++++ The input ++++

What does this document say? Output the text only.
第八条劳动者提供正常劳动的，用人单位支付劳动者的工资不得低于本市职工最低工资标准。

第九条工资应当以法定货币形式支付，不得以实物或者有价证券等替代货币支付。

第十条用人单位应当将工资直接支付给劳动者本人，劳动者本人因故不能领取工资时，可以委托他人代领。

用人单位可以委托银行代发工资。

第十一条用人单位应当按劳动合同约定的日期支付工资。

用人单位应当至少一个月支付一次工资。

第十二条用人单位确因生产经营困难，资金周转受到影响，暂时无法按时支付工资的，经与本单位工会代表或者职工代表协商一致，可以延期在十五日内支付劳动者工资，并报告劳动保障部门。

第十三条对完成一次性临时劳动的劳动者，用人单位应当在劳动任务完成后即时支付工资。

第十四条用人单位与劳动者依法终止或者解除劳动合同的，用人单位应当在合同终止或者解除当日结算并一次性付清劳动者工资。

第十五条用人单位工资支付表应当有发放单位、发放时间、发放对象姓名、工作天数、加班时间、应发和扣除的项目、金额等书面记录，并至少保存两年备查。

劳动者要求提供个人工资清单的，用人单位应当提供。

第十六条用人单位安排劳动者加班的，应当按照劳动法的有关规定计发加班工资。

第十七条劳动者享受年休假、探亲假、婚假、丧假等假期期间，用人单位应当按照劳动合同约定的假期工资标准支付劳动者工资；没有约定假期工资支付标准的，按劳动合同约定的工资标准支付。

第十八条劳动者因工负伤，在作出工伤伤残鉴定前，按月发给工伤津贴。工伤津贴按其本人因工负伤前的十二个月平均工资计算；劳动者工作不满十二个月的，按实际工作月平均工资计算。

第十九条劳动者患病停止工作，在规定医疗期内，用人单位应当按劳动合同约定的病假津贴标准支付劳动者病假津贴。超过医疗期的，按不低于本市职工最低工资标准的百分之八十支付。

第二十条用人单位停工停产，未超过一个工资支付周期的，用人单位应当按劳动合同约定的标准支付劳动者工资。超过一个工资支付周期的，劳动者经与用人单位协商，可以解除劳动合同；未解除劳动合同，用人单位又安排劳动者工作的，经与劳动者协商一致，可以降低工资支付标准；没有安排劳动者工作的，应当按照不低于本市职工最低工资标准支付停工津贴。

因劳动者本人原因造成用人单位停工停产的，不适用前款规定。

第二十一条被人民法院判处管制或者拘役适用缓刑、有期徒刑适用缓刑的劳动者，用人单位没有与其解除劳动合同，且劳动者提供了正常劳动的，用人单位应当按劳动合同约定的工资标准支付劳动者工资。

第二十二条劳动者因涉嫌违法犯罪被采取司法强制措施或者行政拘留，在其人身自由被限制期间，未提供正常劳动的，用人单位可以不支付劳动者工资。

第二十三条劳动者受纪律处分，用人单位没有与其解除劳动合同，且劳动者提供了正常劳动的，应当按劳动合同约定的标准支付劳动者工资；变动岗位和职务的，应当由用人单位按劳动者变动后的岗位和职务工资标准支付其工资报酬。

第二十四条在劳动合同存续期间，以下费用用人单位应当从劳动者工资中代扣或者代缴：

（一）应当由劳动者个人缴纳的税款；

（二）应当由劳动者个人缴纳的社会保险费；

++++
++++ The input ++++

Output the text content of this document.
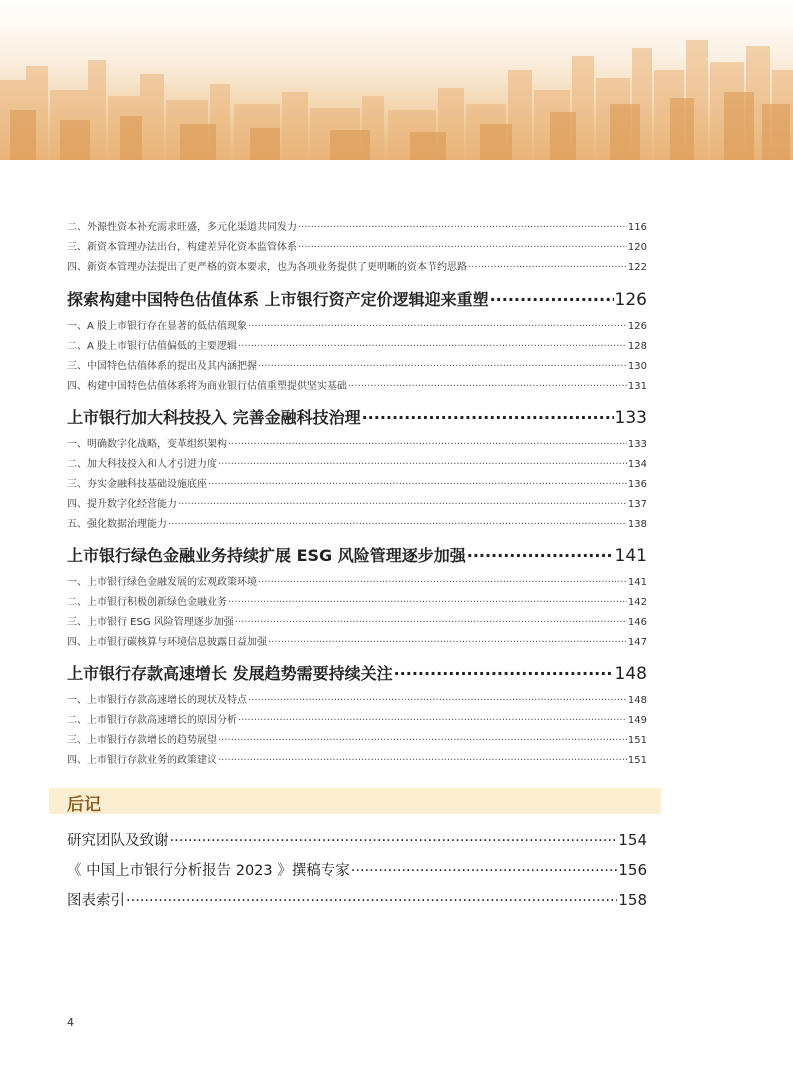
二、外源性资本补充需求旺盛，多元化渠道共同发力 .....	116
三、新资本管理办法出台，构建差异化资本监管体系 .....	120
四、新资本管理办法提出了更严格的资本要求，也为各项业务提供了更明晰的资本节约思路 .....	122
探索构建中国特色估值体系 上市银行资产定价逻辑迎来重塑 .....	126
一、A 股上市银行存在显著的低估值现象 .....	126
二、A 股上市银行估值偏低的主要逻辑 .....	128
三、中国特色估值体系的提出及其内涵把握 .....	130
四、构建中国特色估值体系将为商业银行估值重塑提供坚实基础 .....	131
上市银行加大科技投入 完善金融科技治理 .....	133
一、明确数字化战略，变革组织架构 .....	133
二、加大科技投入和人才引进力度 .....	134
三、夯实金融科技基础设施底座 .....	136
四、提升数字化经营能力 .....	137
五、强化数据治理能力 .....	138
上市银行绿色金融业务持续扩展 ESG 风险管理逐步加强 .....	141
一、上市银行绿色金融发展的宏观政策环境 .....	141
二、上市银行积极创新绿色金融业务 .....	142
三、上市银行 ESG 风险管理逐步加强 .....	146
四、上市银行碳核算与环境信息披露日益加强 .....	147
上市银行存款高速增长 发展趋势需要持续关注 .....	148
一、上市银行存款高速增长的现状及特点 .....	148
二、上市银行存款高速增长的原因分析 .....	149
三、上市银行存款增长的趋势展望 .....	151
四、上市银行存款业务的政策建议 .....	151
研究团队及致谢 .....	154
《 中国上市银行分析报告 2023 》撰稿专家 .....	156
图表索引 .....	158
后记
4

++++
++++ The input ++++

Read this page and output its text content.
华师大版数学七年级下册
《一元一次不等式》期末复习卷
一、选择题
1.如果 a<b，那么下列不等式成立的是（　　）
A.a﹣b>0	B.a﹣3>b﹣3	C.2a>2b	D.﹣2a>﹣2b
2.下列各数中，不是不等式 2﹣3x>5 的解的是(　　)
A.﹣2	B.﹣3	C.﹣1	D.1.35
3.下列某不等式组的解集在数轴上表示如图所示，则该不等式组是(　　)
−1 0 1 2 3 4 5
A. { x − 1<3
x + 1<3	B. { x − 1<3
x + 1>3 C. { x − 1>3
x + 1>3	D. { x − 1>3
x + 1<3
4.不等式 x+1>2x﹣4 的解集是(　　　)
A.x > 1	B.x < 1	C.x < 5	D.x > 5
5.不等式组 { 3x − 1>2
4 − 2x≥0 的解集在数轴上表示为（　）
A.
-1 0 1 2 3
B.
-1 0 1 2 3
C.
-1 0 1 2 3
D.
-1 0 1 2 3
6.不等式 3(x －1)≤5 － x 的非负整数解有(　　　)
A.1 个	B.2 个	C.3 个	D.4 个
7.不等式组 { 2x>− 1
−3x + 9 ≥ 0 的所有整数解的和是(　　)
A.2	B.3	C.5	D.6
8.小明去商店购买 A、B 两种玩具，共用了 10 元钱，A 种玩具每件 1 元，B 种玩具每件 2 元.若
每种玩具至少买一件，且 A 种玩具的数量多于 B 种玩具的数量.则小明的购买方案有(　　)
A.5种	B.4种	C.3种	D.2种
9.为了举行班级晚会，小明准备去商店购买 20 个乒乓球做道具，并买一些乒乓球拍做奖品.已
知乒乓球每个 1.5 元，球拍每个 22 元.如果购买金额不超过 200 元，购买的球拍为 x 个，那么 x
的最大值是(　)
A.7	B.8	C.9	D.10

++++

__Exercise details__
Pull out every line containing "content".

__Problem solution__
Output the text content of this document.
Read this page and output its text content.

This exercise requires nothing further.